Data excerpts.
+-------+

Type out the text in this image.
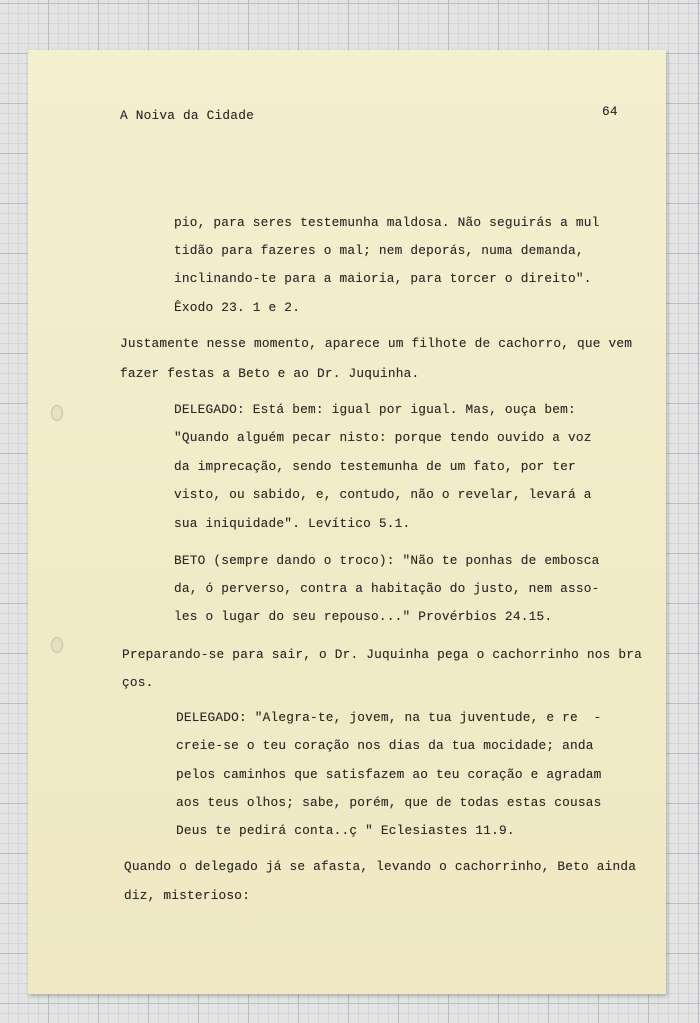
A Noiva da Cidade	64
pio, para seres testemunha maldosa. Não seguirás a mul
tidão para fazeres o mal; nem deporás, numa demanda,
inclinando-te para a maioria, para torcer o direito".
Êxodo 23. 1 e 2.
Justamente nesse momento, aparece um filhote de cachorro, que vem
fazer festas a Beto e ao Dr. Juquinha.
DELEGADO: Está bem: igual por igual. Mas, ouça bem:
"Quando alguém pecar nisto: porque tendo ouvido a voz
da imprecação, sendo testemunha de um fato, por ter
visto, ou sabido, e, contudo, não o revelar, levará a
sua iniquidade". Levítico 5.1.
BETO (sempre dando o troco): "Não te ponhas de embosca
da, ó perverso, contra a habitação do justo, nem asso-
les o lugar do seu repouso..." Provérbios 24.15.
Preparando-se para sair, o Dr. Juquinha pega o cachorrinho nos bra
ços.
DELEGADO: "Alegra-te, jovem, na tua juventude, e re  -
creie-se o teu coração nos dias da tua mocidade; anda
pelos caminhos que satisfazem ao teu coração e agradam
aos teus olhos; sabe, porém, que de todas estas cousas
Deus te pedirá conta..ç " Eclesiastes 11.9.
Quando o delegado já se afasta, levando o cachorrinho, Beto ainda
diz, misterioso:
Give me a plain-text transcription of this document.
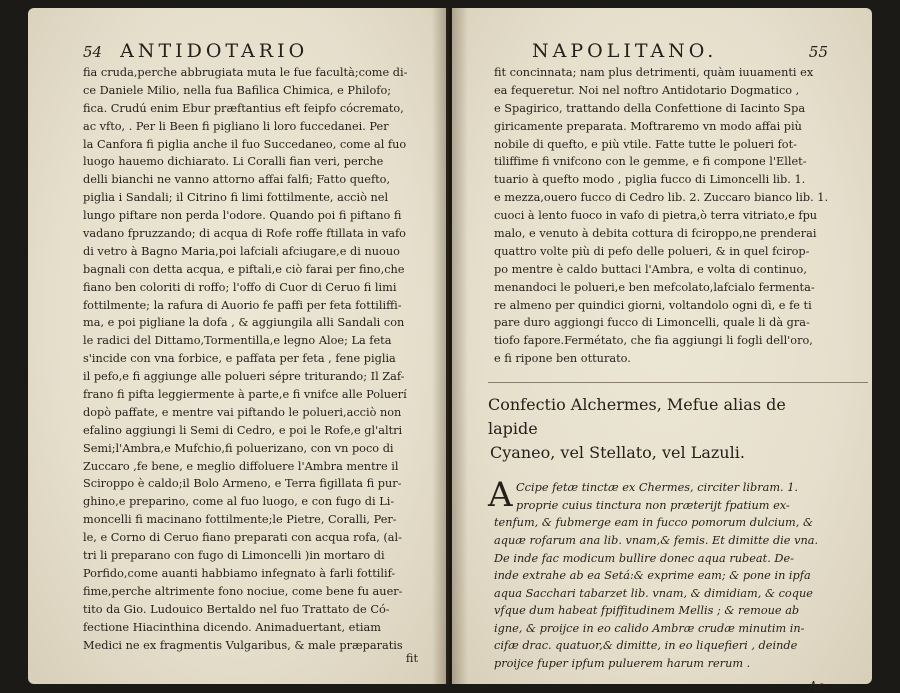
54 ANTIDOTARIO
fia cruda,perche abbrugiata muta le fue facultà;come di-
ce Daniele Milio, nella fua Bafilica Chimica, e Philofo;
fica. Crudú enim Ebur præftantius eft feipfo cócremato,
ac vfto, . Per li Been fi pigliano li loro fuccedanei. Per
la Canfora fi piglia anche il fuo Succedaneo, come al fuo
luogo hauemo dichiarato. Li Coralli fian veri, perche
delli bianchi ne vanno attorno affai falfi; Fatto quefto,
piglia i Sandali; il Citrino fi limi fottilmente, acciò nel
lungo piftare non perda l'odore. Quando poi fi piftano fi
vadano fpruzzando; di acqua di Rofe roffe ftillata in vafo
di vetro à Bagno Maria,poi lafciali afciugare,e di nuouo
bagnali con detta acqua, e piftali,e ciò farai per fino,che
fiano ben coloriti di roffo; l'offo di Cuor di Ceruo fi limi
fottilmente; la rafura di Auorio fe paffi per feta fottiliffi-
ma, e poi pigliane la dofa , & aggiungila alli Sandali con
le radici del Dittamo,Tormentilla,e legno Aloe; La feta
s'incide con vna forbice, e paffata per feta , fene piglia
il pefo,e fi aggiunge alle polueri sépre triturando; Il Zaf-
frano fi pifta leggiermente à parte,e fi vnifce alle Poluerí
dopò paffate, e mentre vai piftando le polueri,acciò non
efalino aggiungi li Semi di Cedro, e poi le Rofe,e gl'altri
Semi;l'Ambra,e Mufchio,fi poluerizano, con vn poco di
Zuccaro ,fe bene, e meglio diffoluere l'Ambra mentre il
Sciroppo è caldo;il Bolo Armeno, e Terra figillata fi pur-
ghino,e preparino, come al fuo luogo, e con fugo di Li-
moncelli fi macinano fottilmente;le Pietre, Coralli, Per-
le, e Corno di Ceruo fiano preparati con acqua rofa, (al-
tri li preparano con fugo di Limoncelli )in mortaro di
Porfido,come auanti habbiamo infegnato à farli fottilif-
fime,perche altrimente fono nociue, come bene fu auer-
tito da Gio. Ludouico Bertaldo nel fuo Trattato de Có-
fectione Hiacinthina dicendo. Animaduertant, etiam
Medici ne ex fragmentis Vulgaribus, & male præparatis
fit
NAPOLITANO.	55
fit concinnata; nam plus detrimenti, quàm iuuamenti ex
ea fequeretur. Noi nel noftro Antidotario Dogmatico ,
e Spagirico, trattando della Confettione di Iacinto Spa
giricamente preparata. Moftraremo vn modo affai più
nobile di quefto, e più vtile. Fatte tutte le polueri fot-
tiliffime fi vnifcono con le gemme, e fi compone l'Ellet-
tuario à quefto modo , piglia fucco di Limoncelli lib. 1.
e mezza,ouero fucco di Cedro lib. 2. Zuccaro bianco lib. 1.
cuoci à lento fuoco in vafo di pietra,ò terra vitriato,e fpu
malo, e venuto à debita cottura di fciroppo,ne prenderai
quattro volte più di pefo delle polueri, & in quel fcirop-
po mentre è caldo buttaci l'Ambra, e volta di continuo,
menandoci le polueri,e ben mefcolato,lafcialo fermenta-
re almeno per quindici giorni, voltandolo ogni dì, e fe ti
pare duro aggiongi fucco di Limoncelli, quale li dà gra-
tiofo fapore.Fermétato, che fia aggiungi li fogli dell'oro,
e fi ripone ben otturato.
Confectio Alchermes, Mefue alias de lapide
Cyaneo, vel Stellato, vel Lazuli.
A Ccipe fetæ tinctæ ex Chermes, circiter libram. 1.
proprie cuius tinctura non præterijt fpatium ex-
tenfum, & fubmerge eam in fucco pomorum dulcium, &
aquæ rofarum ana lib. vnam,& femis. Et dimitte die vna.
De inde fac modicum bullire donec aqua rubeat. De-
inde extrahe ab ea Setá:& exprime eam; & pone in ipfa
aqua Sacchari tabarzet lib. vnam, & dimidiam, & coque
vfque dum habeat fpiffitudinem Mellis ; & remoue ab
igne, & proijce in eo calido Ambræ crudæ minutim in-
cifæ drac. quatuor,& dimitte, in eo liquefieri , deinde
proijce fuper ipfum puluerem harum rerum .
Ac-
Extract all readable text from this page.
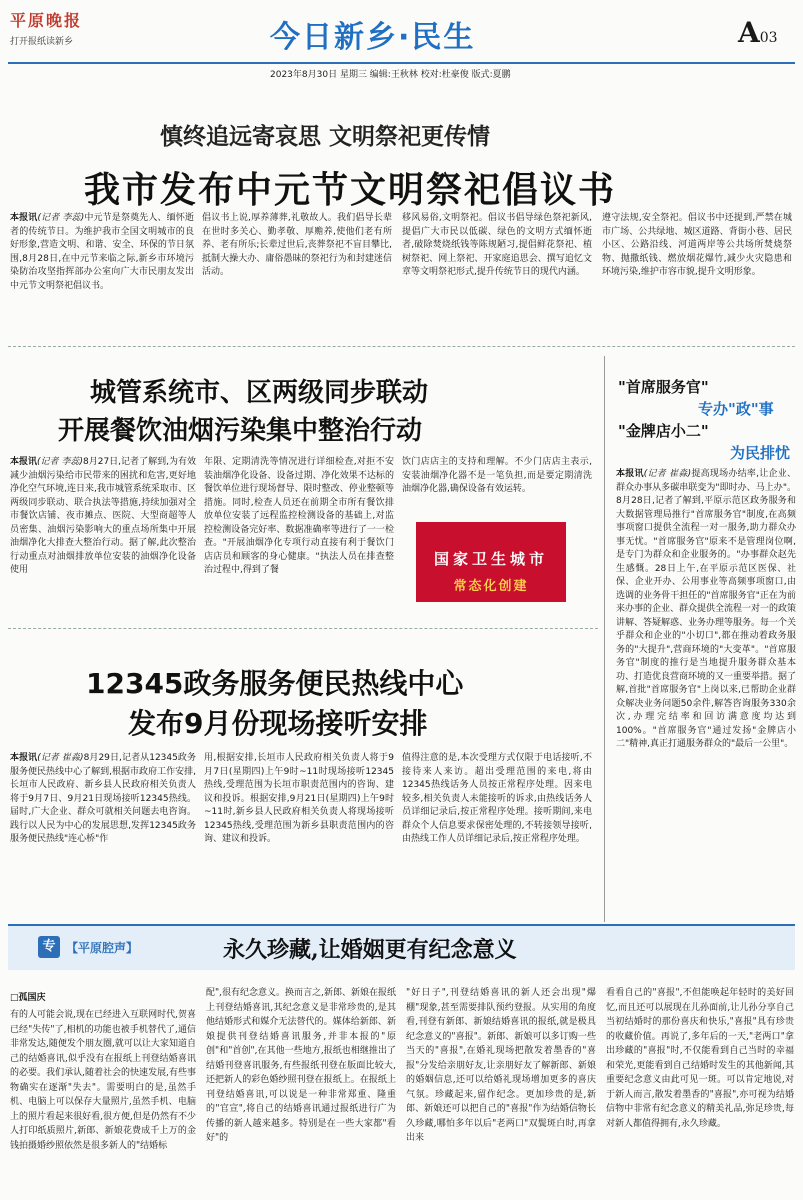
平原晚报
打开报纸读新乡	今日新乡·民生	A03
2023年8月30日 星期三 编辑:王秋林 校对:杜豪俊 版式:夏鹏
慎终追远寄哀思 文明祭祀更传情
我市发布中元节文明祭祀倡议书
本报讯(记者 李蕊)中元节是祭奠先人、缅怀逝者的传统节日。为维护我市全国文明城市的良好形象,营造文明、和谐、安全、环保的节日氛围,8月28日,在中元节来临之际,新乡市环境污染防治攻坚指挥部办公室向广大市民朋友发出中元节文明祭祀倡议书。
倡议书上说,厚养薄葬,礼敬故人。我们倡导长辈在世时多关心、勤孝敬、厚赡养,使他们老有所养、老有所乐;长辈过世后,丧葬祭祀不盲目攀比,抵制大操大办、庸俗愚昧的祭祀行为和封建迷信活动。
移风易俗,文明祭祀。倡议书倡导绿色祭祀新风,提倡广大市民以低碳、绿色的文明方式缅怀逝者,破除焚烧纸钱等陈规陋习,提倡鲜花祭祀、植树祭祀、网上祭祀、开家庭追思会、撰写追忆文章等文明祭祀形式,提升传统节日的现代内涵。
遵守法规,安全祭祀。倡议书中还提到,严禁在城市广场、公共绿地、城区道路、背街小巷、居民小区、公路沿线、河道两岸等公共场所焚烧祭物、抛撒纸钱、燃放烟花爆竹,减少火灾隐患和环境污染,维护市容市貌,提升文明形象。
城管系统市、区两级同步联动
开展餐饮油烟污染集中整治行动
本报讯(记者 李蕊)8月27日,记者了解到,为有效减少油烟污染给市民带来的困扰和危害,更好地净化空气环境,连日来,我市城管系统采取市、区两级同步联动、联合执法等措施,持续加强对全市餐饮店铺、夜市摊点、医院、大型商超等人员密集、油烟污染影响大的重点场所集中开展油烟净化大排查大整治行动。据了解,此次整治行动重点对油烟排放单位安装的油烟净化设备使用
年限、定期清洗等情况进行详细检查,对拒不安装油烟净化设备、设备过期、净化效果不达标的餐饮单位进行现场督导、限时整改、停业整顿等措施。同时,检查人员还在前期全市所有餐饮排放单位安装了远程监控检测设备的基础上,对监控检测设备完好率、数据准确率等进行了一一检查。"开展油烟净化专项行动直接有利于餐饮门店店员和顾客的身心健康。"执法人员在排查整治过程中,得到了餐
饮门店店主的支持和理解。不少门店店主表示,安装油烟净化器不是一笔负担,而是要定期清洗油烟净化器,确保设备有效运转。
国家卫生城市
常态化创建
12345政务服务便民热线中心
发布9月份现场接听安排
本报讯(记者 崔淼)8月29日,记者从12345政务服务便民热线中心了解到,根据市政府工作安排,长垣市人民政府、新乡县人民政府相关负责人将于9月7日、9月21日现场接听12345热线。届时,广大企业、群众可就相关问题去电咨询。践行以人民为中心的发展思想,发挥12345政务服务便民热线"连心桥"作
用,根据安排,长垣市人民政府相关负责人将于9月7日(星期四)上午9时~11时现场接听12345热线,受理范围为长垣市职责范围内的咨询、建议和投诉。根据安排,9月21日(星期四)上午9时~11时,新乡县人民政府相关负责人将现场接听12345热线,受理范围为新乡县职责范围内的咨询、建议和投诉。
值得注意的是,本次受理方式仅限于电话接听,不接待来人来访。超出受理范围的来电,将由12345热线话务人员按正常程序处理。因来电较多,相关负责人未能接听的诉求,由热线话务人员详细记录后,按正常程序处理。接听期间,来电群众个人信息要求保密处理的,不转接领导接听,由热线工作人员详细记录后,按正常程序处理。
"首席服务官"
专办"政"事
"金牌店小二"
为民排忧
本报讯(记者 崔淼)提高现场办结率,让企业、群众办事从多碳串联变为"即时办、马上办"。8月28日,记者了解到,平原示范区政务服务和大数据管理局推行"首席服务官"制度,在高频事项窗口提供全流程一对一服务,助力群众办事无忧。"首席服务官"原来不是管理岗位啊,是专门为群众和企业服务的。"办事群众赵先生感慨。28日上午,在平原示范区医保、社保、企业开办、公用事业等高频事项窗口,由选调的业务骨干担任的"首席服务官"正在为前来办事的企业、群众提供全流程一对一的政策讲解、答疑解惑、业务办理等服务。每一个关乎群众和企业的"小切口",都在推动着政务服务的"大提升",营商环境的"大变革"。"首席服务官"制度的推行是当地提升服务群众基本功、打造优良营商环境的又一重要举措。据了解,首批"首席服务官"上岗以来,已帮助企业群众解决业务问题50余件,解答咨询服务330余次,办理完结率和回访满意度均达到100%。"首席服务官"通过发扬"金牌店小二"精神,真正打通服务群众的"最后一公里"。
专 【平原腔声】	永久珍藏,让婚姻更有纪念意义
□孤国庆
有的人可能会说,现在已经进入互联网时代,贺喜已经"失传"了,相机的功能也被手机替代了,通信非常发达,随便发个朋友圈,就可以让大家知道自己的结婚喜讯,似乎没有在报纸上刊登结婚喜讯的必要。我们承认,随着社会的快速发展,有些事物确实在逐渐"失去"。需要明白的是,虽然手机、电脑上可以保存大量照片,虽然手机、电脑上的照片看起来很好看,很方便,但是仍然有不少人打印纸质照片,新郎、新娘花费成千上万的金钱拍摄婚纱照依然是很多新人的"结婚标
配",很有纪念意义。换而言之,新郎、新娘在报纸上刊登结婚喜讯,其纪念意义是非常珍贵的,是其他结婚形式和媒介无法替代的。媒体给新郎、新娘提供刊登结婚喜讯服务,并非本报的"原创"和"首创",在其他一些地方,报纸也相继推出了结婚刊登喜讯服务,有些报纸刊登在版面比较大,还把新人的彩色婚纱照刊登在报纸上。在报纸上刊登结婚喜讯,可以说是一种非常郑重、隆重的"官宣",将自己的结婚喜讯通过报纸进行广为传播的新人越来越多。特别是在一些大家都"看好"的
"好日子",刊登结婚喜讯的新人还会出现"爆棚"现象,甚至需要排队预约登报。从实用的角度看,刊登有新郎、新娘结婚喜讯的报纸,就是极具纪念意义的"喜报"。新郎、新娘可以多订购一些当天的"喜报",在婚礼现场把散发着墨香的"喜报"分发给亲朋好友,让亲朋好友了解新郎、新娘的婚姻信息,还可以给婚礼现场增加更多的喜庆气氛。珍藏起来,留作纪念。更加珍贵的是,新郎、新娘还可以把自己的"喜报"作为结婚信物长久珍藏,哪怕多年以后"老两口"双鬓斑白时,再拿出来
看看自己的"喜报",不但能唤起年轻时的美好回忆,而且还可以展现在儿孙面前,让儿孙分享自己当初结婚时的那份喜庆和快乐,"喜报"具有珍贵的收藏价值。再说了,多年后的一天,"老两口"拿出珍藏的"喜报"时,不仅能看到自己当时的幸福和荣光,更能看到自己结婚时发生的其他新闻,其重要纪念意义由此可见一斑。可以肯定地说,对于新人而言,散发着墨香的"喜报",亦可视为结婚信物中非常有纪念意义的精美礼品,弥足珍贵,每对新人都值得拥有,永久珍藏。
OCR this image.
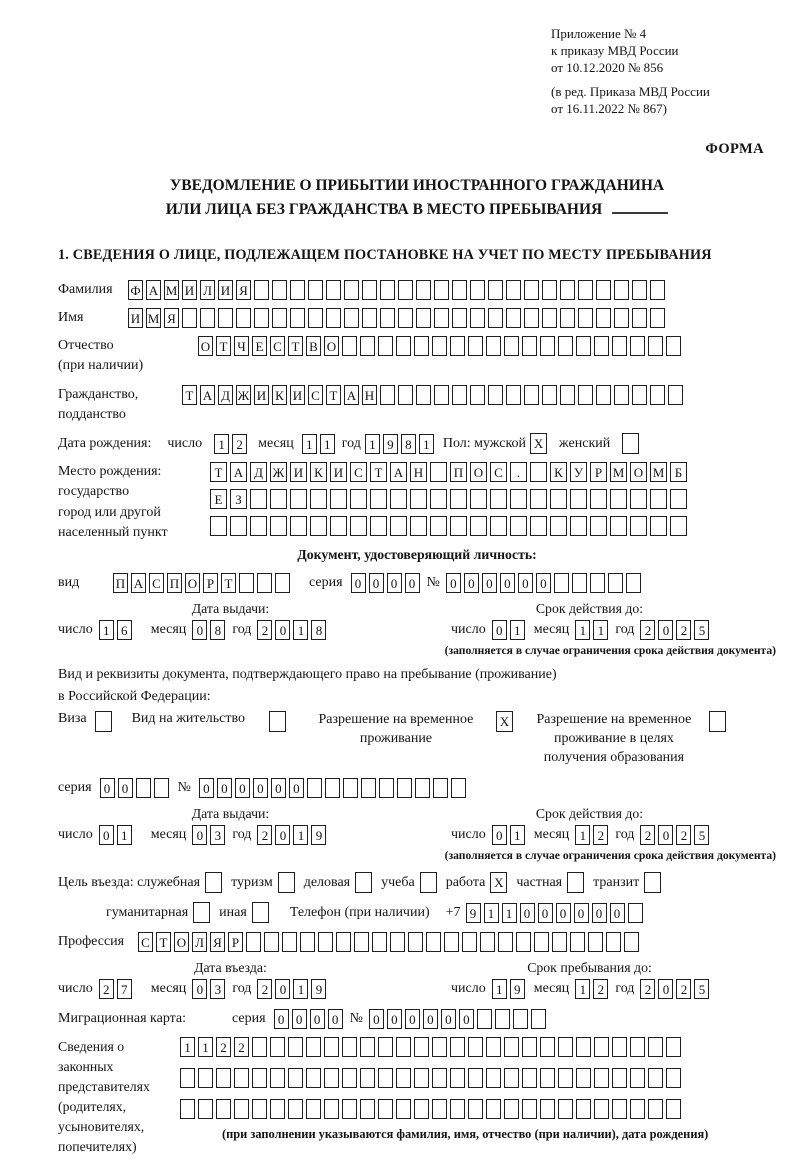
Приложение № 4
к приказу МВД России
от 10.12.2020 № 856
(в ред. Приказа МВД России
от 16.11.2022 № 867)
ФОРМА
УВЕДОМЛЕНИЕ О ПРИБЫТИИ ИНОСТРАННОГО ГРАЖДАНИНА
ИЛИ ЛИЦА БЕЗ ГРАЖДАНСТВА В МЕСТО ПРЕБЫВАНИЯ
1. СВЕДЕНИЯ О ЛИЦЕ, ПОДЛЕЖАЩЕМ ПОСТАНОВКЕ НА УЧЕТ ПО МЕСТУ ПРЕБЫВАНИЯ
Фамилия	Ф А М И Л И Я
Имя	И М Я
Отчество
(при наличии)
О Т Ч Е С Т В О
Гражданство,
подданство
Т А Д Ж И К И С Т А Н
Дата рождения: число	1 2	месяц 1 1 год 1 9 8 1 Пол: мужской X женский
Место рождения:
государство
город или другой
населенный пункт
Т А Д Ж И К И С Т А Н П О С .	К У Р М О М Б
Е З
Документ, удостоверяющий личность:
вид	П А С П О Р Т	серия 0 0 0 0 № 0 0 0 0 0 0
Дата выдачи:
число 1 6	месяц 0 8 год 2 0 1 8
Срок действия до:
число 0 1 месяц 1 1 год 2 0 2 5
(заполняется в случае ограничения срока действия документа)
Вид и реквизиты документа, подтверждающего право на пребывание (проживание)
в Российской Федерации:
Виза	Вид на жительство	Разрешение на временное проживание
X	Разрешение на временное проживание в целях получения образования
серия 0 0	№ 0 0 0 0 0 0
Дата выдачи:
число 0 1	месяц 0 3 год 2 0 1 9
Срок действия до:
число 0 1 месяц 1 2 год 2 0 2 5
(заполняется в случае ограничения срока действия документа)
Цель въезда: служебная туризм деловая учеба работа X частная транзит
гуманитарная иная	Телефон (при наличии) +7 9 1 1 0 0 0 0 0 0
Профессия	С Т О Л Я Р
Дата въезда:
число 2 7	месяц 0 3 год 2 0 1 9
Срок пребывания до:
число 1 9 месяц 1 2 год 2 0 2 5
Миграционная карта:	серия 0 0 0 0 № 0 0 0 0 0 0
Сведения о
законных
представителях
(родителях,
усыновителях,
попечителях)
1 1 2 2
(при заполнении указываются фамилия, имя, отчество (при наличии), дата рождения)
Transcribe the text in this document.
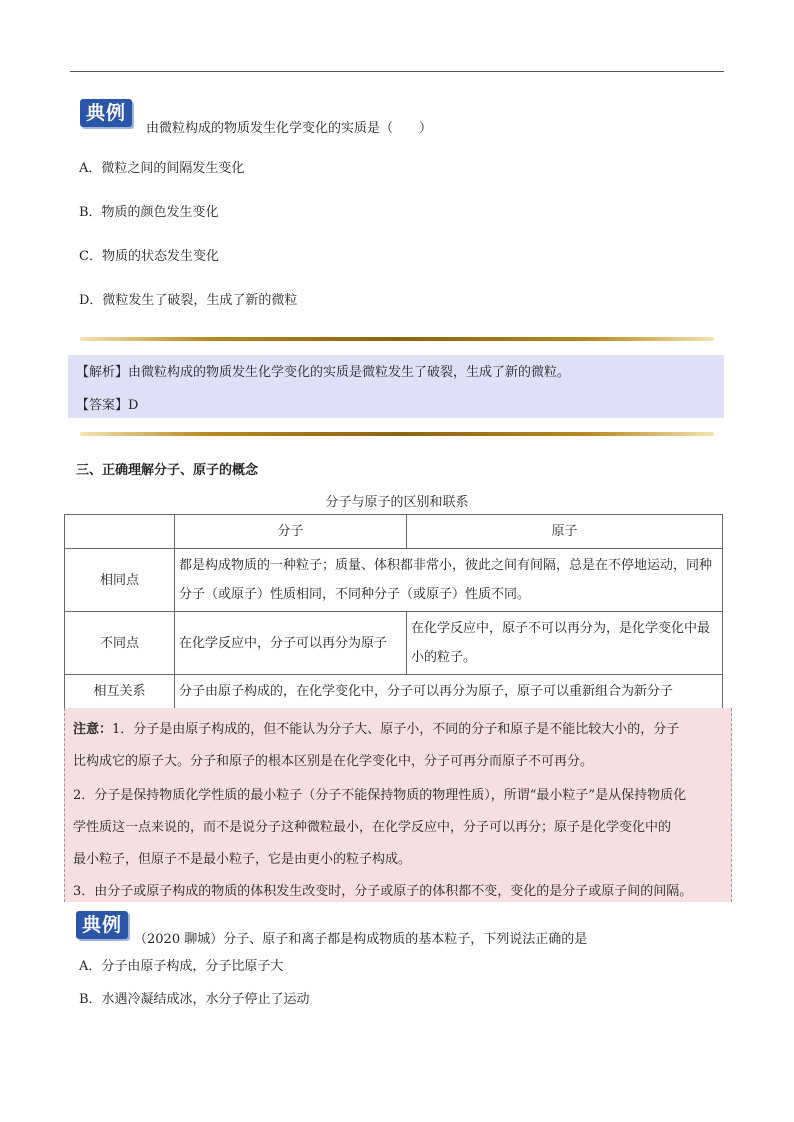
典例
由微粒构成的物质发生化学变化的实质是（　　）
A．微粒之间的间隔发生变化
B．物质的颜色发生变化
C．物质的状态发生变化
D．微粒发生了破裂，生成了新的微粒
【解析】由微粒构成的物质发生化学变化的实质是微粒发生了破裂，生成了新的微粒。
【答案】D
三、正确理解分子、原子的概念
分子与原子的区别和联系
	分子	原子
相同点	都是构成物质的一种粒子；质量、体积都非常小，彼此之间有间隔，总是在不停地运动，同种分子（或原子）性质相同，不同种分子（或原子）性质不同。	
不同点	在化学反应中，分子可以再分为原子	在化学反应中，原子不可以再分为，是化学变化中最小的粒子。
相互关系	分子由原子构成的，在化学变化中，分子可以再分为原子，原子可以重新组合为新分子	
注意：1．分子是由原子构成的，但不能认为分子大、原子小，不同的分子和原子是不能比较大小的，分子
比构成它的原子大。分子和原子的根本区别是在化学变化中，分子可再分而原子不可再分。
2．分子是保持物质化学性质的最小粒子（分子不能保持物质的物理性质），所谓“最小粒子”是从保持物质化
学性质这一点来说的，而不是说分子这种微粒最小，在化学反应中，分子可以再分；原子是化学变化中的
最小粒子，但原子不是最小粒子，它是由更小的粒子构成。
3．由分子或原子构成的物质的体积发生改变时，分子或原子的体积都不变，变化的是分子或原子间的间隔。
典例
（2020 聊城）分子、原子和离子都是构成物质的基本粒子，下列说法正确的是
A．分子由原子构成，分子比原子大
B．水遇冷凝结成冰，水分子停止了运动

+-------+

PROMPT.
Look above for every line with the word "mentre" and copy it.

FULL RESPONSE.
dopò paffate, e mentre vai piftando le polueri,acciò non
Zuccaro ,fe bene, e meglio diffoluere l'Ambra mentre il
po mentre è caldo buttaci l'Ambra, e volta di continuo,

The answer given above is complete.